Objectif: Recopiez fidèlement toutes les lignes ci-dessous, sans reprendre les images dans votre réponse.

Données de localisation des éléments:
<<<<
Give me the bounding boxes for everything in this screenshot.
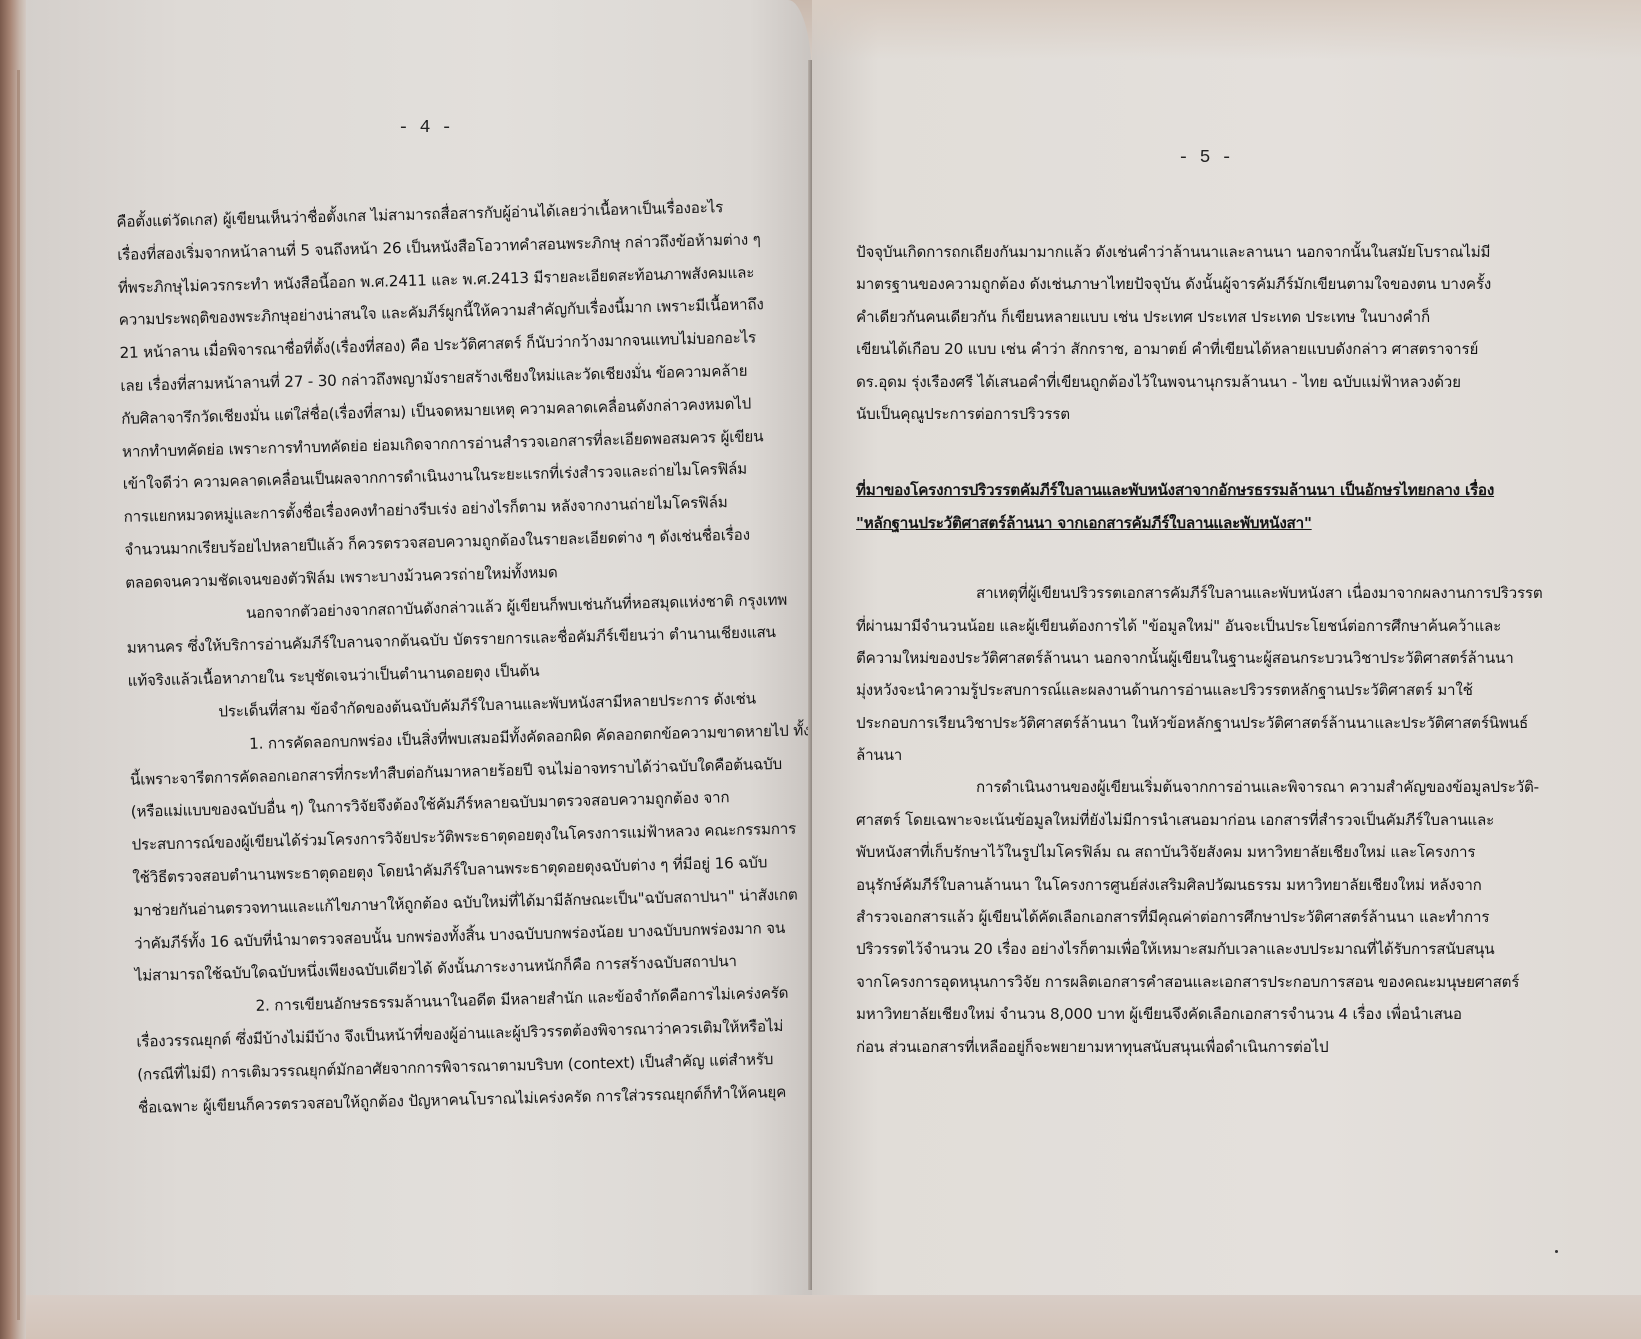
text-line: ดร.อุดม รุ่งเรืองศรี ได้เสนอคำที่เขียนถู… <box>856 366 1556 398</box>
text-line: ศาสตร์ โดยเฉพาะจะเน้นข้อมูลใหม่ที่ยังไม่… <box>856 804 1556 836</box>
right-page-body: ปัจจุบันเกิดการถกเถียงกันมามากแล้ว ดังเช… <box>856 236 1556 1063</box>
section-heading: ที่มาของโครงการปริวรรตคัมภีร์ใบลานและพับ… <box>856 474 1556 506</box>
text-line: ประกอบการเรียนวิชาประวัติศาสตร์ล้านนา ใน… <box>856 707 1556 739</box>
text-line: ปริวรรตไว้จำนวน 20 เรื่อง อย่างไรก็ตามเพ… <box>856 933 1556 965</box>
paper-speck <box>1555 1250 1558 1253</box>
right-page-number: - 5 - <box>1178 148 1232 168</box>
text-line: ตีความใหม่ของประวัติศาสตร์ล้านนา นอกจากน… <box>856 642 1556 674</box>
text-line: สำรวจเอกสารแล้ว ผู้เขียนได้คัดเลือกเอกสา… <box>856 901 1556 933</box>
section-heading: "หลักฐานประวัติศาสตร์ล้านนา จากเอกสารคัม… <box>856 507 1556 539</box>
text-line: อนุรักษ์คัมภีร์ใบลานล้านนา ในโครงการศูนย… <box>856 869 1556 901</box>
text-line: มุ่งหวังจะนำความรู้ประสบการณ์และผลงานด้า… <box>856 674 1556 706</box>
text-line: ปัจจุบันเกิดการถกเถียงกันมามากแล้ว ดังเช… <box>856 236 1556 268</box>
text-line: พับหนังสาที่เก็บรักษาไว้ในรูปไมโครฟิล์ม … <box>856 836 1556 868</box>
text-line: จากโครงการอุดหนุนการวิจัย การผลิตเอกสารค… <box>856 966 1556 998</box>
book-cover-edge <box>0 0 26 1339</box>
text-line: นับเป็นคุณูประการต่อการปริวรรต <box>856 398 1556 430</box>
left-page-body: คือตั้งแต่วัดเกส) ผู้เขียนเห็นว่าชื่อตั้… <box>116 189 818 1124</box>
text-line: มหาวิทยาลัยเชียงใหม่ จำนวน 8,000 บาท ผู้… <box>856 998 1556 1030</box>
paragraph-start-line: สาเหตุที่ผู้เขียนปริวรรตเอกสารคัมภีร์ใบล… <box>856 577 1556 609</box>
text-line: ล้านนา <box>856 739 1556 771</box>
book-bottom-edge <box>26 1295 1641 1339</box>
text-line: ที่ผ่านมามีจำนวนน้อย และผู้เขียนต้องการไ… <box>856 610 1556 642</box>
paragraph-start-line: การดำเนินงานของผู้เขียนเริ่มต้นจากการอ่า… <box>856 771 1556 803</box>
text-line: ก่อน ส่วนเอกสารที่เหลืออยู่ก็จะพยายามหาท… <box>856 1031 1556 1063</box>
text-line: เขียนได้เกือบ 20 แบบ เช่น คำว่า สักกราช,… <box>856 333 1556 365</box>
text-line: มาตรฐานของความถูกต้อง ดังเช่นภาษาไทยปัจจ… <box>856 268 1556 300</box>
left-page-number: - 4 - <box>398 118 452 138</box>
text-line: คำเดียวกันคนเดียวกัน ก็เขียนหลายแบบ เช่น… <box>856 301 1556 333</box>
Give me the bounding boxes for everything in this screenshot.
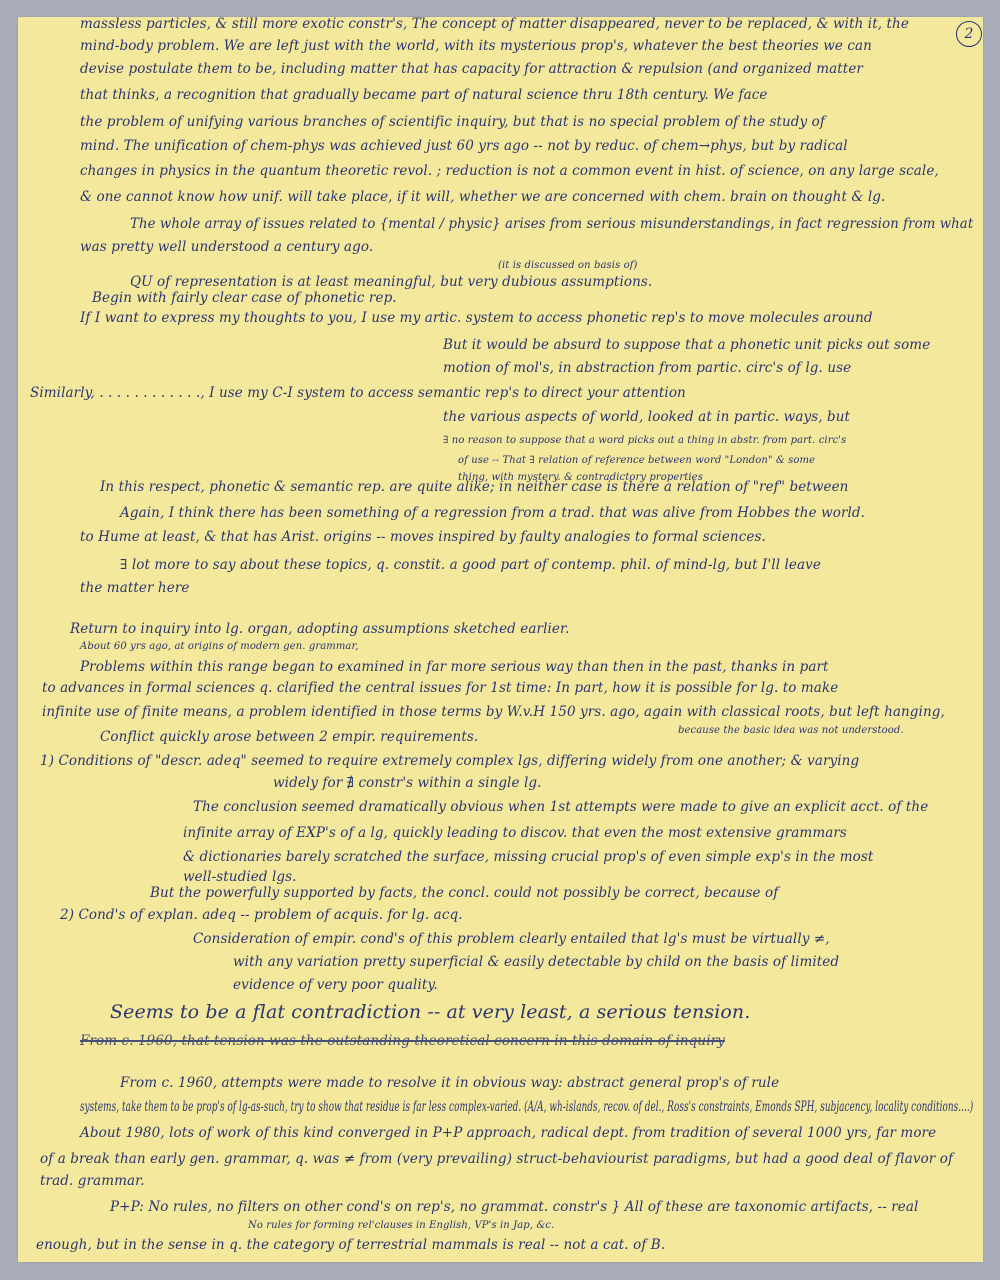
handwritten-line: & dictionaries barely scratched the surf… [183, 849, 873, 865]
handwritten-line: The whole array of issues related to {me… [130, 216, 973, 232]
handwritten-line: Similarly, . . . . . . . . . . . ., I us… [30, 385, 686, 401]
handwritten-line: infinite use of finite means, a problem … [42, 704, 945, 720]
handwritten-line: changes in physics in the quantum theore… [80, 163, 939, 179]
handwritten-line: systems, take them to be prop's of lg-as… [80, 1099, 973, 1115]
handwritten-insertion: No rules for forming rel'clauses in Engl… [248, 1220, 554, 1231]
handwritten-line: the problem of unifying various branches… [80, 114, 825, 130]
handwritten-line: widely for ∄ constr's within a single lg… [273, 775, 542, 791]
handwritten-line: Consideration of empir. cond's of this p… [193, 931, 830, 947]
handwritten-line: P+P: No rules, no filters on other cond'… [110, 1199, 918, 1215]
handwritten-line: Return to inquiry into lg. organ, adopti… [70, 621, 569, 637]
handwritten-line: Seems to be a flat contradiction -- at v… [110, 1001, 750, 1023]
handwritten-line: About 1980, lots of work of this kind co… [80, 1125, 936, 1141]
handwritten-line: About 60 yrs ago, at origins of modern g… [80, 641, 359, 652]
handwritten-line: infinite array of EXP's of a lg, quickly… [183, 825, 847, 841]
handwritten-line: motion of mol's, in abstraction from par… [443, 360, 851, 376]
handwritten-line: to advances in formal sciences q. clarif… [42, 680, 838, 696]
handwritten-insertion: because the basic idea was not understoo… [678, 725, 904, 736]
handwritten-line: Conflict quickly arose between 2 empir. … [100, 729, 478, 745]
handwritten-line: with any variation pretty superficial & … [233, 954, 839, 970]
handwritten-line: ∃ no reason to suppose that a word picks… [443, 435, 846, 446]
handwritten-line: & one cannot know how unif. will take pl… [80, 189, 885, 205]
handwritten-line: of use -- That ∃ relation of reference b… [458, 455, 815, 466]
handwritten-line: evidence of very poor quality. [233, 977, 438, 993]
struck-out-line: From c. 1960, that tension was the outst… [80, 1033, 725, 1049]
handwritten-line: to Hume at least, & that has Arist. orig… [80, 529, 766, 545]
handwritten-insertion: (it is discussed on basis of) [498, 260, 638, 271]
handwritten-line: If I want to express my thoughts to you,… [80, 310, 873, 326]
handwritten-line: Begin with fairly clear case of phonetic… [92, 290, 397, 306]
handwritten-line: But it would be absurd to suppose that a… [443, 337, 930, 353]
handwritten-line: the various aspects of world, looked at … [443, 409, 850, 425]
handwritten-line: 2) Cond's of explan. adeq -- problem of … [60, 907, 463, 923]
handwritten-line: massless particles, & still more exotic … [80, 16, 909, 32]
handwritten-line: of a break than early gen. grammar, q. w… [40, 1151, 953, 1167]
notepad-page: 2 massless particles, & still more exoti… [18, 17, 983, 1262]
handwritten-line: From c. 1960, attempts were made to reso… [120, 1075, 779, 1091]
handwritten-line: mind-body problem. We are left just with… [80, 38, 872, 54]
handwritten-line: Problems within this range began to exam… [80, 659, 829, 675]
handwritten-line: mind. The unification of chem-phys was a… [80, 138, 848, 154]
handwritten-line: the matter here [80, 580, 189, 596]
handwritten-line: enough, but in the sense in q. the categ… [36, 1237, 665, 1253]
handwritten-line: that thinks, a recognition that graduall… [80, 87, 768, 103]
handwritten-line: QU of representation is at least meaning… [130, 274, 652, 290]
handwritten-line: thing, with mystery. & contradictory pro… [458, 472, 703, 483]
handwritten-line: devise postulate them to be, including m… [80, 61, 863, 77]
handwritten-line: well-studied lgs. [183, 869, 297, 885]
handwritten-line: was pretty well understood a century ago… [80, 239, 373, 255]
handwritten-line: The conclusion seemed dramatically obvio… [193, 799, 928, 815]
page-number: 2 [956, 21, 982, 47]
handwritten-line: But the powerfully supported by facts, t… [150, 885, 778, 901]
handwritten-line: ∃ lot more to say about these topics, q.… [120, 557, 821, 573]
handwritten-line: trad. grammar. [40, 1173, 145, 1189]
handwritten-line: 1) Conditions of "descr. adeq" seemed to… [40, 753, 859, 769]
handwritten-line: Again, I think there has been something … [120, 505, 865, 521]
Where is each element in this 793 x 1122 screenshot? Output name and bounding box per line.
>>>>
Résultat de l'exercice:
Give me the bounding boxes for everything in this screenshot.
text-line: ดร.อุดม รุ่งเรืองศรี ได้เสนอคำที่เขียนถู… <box>856 366 1556 398</box>
text-line: ศาสตร์ โดยเฉพาะจะเน้นข้อมูลใหม่ที่ยังไม่… <box>856 804 1556 836</box>
right-page-body: ปัจจุบันเกิดการถกเถียงกันมามากแล้ว ดังเช… <box>856 236 1556 1063</box>
section-heading: ที่มาของโครงการปริวรรตคัมภีร์ใบลานและพับ… <box>856 474 1556 506</box>
text-line: ประกอบการเรียนวิชาประวัติศาสตร์ล้านนา ใน… <box>856 707 1556 739</box>
text-line: ปริวรรตไว้จำนวน 20 เรื่อง อย่างไรก็ตามเพ… <box>856 933 1556 965</box>
paper-speck <box>1555 1250 1558 1253</box>
right-page-number: - 5 - <box>1178 148 1232 168</box>
text-line: ตีความใหม่ของประวัติศาสตร์ล้านนา นอกจากน… <box>856 642 1556 674</box>
text-line: สำรวจเอกสารแล้ว ผู้เขียนได้คัดเลือกเอกสา… <box>856 901 1556 933</box>
section-heading: "หลักฐานประวัติศาสตร์ล้านนา จากเอกสารคัม… <box>856 507 1556 539</box>
text-line: อนุรักษ์คัมภีร์ใบลานล้านนา ในโครงการศูนย… <box>856 869 1556 901</box>
text-line: มุ่งหวังจะนำความรู้ประสบการณ์และผลงานด้า… <box>856 674 1556 706</box>
text-line: ปัจจุบันเกิดการถกเถียงกันมามากแล้ว ดังเช… <box>856 236 1556 268</box>
text-line: พับหนังสาที่เก็บรักษาไว้ในรูปไมโครฟิล์ม … <box>856 836 1556 868</box>
text-line: จากโครงการอุดหนุนการวิจัย การผลิตเอกสารค… <box>856 966 1556 998</box>
book-cover-edge <box>0 0 26 1339</box>
text-line: นับเป็นคุณูประการต่อการปริวรรต <box>856 398 1556 430</box>
left-page-body: คือตั้งแต่วัดเกส) ผู้เขียนเห็นว่าชื่อตั้… <box>116 189 818 1124</box>
text-line: มหาวิทยาลัยเชียงใหม่ จำนวน 8,000 บาท ผู้… <box>856 998 1556 1030</box>
paragraph-start-line: สาเหตุที่ผู้เขียนปริวรรตเอกสารคัมภีร์ใบล… <box>856 577 1556 609</box>
text-line: ล้านนา <box>856 739 1556 771</box>
book-bottom-edge <box>26 1295 1641 1339</box>
text-line: ที่ผ่านมามีจำนวนน้อย และผู้เขียนต้องการไ… <box>856 610 1556 642</box>
paragraph-start-line: การดำเนินงานของผู้เขียนเริ่มต้นจากการอ่า… <box>856 771 1556 803</box>
text-line: ก่อน ส่วนเอกสารที่เหลืออยู่ก็จะพยายามหาท… <box>856 1031 1556 1063</box>
text-line: เขียนได้เกือบ 20 แบบ เช่น คำว่า สักกราช,… <box>856 333 1556 365</box>
text-line: มาตรฐานของความถูกต้อง ดังเช่นภาษาไทยปัจจ… <box>856 268 1556 300</box>
left-page-number: - 4 - <box>398 118 452 138</box>
text-line: คำเดียวกันคนเดียวกัน ก็เขียนหลายแบบ เช่น… <box>856 301 1556 333</box>
Give me the bounding boxes for everything in this screenshot.
handwritten-line: & dictionaries barely scratched the surf… [183, 849, 873, 865]
handwritten-line: The whole array of issues related to {me… [130, 216, 973, 232]
handwritten-line: Similarly, . . . . . . . . . . . ., I us… [30, 385, 686, 401]
handwritten-line: infinite use of finite means, a problem … [42, 704, 945, 720]
handwritten-line: changes in physics in the quantum theore… [80, 163, 939, 179]
handwritten-line: systems, take them to be prop's of lg-as… [80, 1099, 973, 1115]
handwritten-insertion: No rules for forming rel'clauses in Engl… [248, 1220, 554, 1231]
handwritten-line: the problem of unifying various branches… [80, 114, 825, 130]
handwritten-line: widely for ∄ constr's within a single lg… [273, 775, 542, 791]
handwritten-line: Consideration of empir. cond's of this p… [193, 931, 830, 947]
handwritten-line: P+P: No rules, no filters on other cond'… [110, 1199, 918, 1215]
handwritten-line: Return to inquiry into lg. organ, adopti… [70, 621, 569, 637]
handwritten-line: Seems to be a flat contradiction -- at v… [110, 1001, 750, 1023]
handwritten-line: About 1980, lots of work of this kind co… [80, 1125, 936, 1141]
handwritten-line: About 60 yrs ago, at origins of modern g… [80, 641, 359, 652]
handwritten-line: infinite array of EXP's of a lg, quickly… [183, 825, 847, 841]
handwritten-line: motion of mol's, in abstraction from par… [443, 360, 851, 376]
handwritten-line: to advances in formal sciences q. clarif… [42, 680, 838, 696]
handwritten-insertion: because the basic idea was not understoo… [678, 725, 904, 736]
handwritten-line: Conflict quickly arose between 2 empir. … [100, 729, 478, 745]
handwritten-line: with any variation pretty superficial & … [233, 954, 839, 970]
handwritten-line: ∃ no reason to suppose that a word picks… [443, 435, 846, 446]
handwritten-line: & one cannot know how unif. will take pl… [80, 189, 885, 205]
handwritten-line: of use -- That ∃ relation of reference b… [458, 455, 815, 466]
handwritten-line: evidence of very poor quality. [233, 977, 438, 993]
struck-out-line: From c. 1960, that tension was the outst… [80, 1033, 725, 1049]
handwritten-line: to Hume at least, & that has Arist. orig… [80, 529, 766, 545]
handwritten-insertion: (it is discussed on basis of) [498, 260, 638, 271]
handwritten-line: If I want to express my thoughts to you,… [80, 310, 873, 326]
handwritten-line: Begin with fairly clear case of phonetic… [92, 290, 397, 306]
handwritten-line: But it would be absurd to suppose that a… [443, 337, 930, 353]
handwritten-line: the various aspects of world, looked at … [443, 409, 850, 425]
handwritten-line: 2) Cond's of explan. adeq -- problem of … [60, 907, 463, 923]
handwritten-line: massless particles, & still more exotic … [80, 16, 909, 32]
handwritten-line: of a break than early gen. grammar, q. w… [40, 1151, 953, 1167]
notepad-page: 2 massless particles, & still more exoti… [18, 17, 983, 1262]
handwritten-line: From c. 1960, attempts were made to reso… [120, 1075, 779, 1091]
handwritten-line: mind-body problem. We are left just with… [80, 38, 872, 54]
handwritten-line: Problems within this range began to exam… [80, 659, 829, 675]
handwritten-line: mind. The unification of chem-phys was a… [80, 138, 848, 154]
handwritten-line: the matter here [80, 580, 189, 596]
handwritten-line: enough, but in the sense in q. the categ… [36, 1237, 665, 1253]
handwritten-line: that thinks, a recognition that graduall… [80, 87, 768, 103]
handwritten-line: QU of representation is at least meaning… [130, 274, 652, 290]
handwritten-line: thing, with mystery. & contradictory pro… [458, 472, 703, 483]
handwritten-line: devise postulate them to be, including m… [80, 61, 863, 77]
handwritten-line: well-studied lgs. [183, 869, 297, 885]
handwritten-line: was pretty well understood a century ago… [80, 239, 373, 255]
handwritten-line: The conclusion seemed dramatically obvio… [193, 799, 928, 815]
page-number: 2 [956, 21, 982, 47]
handwritten-line: But the powerfully supported by facts, t… [150, 885, 778, 901]
handwritten-line: ∃ lot more to say about these topics, q.… [120, 557, 821, 573]
handwritten-line: trad. grammar. [40, 1173, 145, 1189]
handwritten-line: 1) Conditions of "descr. adeq" seemed to… [40, 753, 859, 769]
handwritten-line: Again, I think there has been something … [120, 505, 865, 521]
Where is each element in this 793 x 1122 screenshot? Output name and bounding box per line.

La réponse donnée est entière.